::: ENTRIES

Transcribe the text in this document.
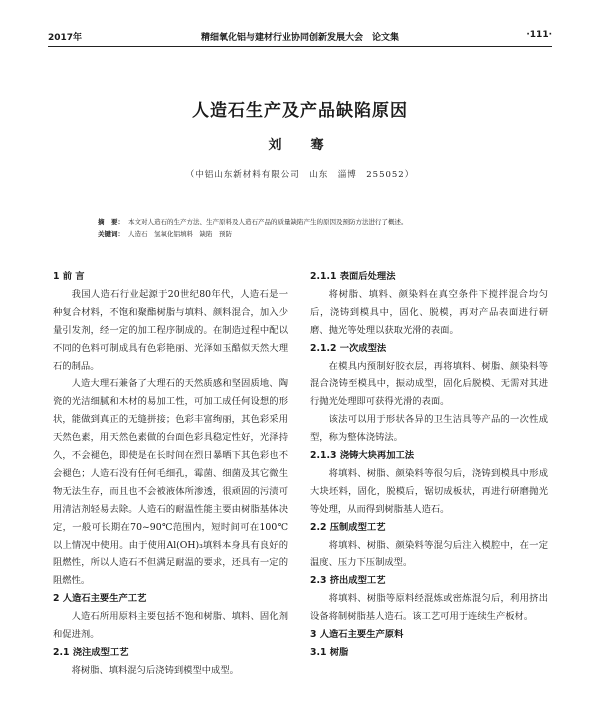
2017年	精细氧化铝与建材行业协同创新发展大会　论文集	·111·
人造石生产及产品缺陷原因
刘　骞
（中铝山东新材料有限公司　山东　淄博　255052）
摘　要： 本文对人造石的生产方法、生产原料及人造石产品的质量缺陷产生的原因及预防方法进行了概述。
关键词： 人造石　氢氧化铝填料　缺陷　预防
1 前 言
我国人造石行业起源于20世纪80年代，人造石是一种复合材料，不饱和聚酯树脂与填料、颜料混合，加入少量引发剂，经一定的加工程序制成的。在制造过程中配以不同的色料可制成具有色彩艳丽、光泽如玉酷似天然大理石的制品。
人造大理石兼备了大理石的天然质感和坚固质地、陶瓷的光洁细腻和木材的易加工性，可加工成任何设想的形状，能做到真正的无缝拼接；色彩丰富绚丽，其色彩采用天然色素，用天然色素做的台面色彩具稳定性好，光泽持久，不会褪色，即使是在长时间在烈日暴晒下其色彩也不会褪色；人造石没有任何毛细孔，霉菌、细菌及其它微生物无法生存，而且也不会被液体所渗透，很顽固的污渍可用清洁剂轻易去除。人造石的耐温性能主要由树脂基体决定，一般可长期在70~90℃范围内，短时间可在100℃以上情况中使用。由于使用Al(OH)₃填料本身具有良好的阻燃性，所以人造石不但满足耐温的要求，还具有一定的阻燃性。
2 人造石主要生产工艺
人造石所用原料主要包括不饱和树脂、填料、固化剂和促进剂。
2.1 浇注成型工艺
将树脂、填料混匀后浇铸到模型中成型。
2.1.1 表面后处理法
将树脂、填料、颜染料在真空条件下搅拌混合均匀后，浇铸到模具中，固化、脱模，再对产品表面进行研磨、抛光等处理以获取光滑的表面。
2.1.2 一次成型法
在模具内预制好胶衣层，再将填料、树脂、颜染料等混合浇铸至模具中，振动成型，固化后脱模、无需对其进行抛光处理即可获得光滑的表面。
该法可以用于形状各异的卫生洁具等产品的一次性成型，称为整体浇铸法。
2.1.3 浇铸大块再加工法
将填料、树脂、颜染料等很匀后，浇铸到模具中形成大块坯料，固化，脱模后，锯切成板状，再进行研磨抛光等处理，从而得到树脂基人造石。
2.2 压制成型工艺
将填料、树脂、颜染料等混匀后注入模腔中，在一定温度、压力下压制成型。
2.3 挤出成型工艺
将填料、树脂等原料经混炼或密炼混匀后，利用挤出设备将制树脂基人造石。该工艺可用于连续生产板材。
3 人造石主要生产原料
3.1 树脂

::::::

EXERCISE BRIEF => Transcribe the material as is, with images omitted.

RIGHT ANSWER =>
Transcribe the text in this document.
2017年	精细氧化铝与建材行业协同创新发展大会　论文集	·111·
人造石生产及产品缺陷原因
刘　骞
（中铝山东新材料有限公司　山东　淄博　255052）
摘　要： 本文对人造石的生产方法、生产原料及人造石产品的质量缺陷产生的原因及预防方法进行了概述。
关键词： 人造石　氢氧化铝填料　缺陷　预防
1 前 言
我国人造石行业起源于20世纪80年代，人造石是一种复合材料，不饱和聚酯树脂与填料、颜料混合，加入少量引发剂，经一定的加工程序制成的。在制造过程中配以不同的色料可制成具有色彩艳丽、光泽如玉酷似天然大理石的制品。
人造大理石兼备了大理石的天然质感和坚固质地、陶瓷的光洁细腻和木材的易加工性，可加工成任何设想的形状，能做到真正的无缝拼接；色彩丰富绚丽，其色彩采用天然色素，用天然色素做的台面色彩具稳定性好，光泽持久，不会褪色，即使是在长时间在烈日暴晒下其色彩也不会褪色；人造石没有任何毛细孔，霉菌、细菌及其它微生物无法生存，而且也不会被液体所渗透，很顽固的污渍可用清洁剂轻易去除。人造石的耐温性能主要由树脂基体决定，一般可长期在70~90℃范围内，短时间可在100℃以上情况中使用。由于使用Al(OH)₃填料本身具有良好的阻燃性，所以人造石不但满足耐温的要求，还具有一定的阻燃性。
2 人造石主要生产工艺
人造石所用原料主要包括不饱和树脂、填料、固化剂和促进剂。
2.1 浇注成型工艺
将树脂、填料混匀后浇铸到模型中成型。
2.1.1 表面后处理法
将树脂、填料、颜染料在真空条件下搅拌混合均匀后，浇铸到模具中，固化、脱模，再对产品表面进行研磨、抛光等处理以获取光滑的表面。
2.1.2 一次成型法
在模具内预制好胶衣层，再将填料、树脂、颜染料等混合浇铸至模具中，振动成型，固化后脱模、无需对其进行抛光处理即可获得光滑的表面。
该法可以用于形状各异的卫生洁具等产品的一次性成型，称为整体浇铸法。
2.1.3 浇铸大块再加工法
将填料、树脂、颜染料等很匀后，浇铸到模具中形成大块坯料，固化，脱模后，锯切成板状，再进行研磨抛光等处理，从而得到树脂基人造石。
2.2 压制成型工艺
将填料、树脂、颜染料等混匀后注入模腔中，在一定温度、压力下压制成型。
2.3 挤出成型工艺
将填料、树脂等原料经混炼或密炼混匀后，利用挤出设备将制树脂基人造石。该工艺可用于连续生产板材。
3 人造石主要生产原料
3.1 树脂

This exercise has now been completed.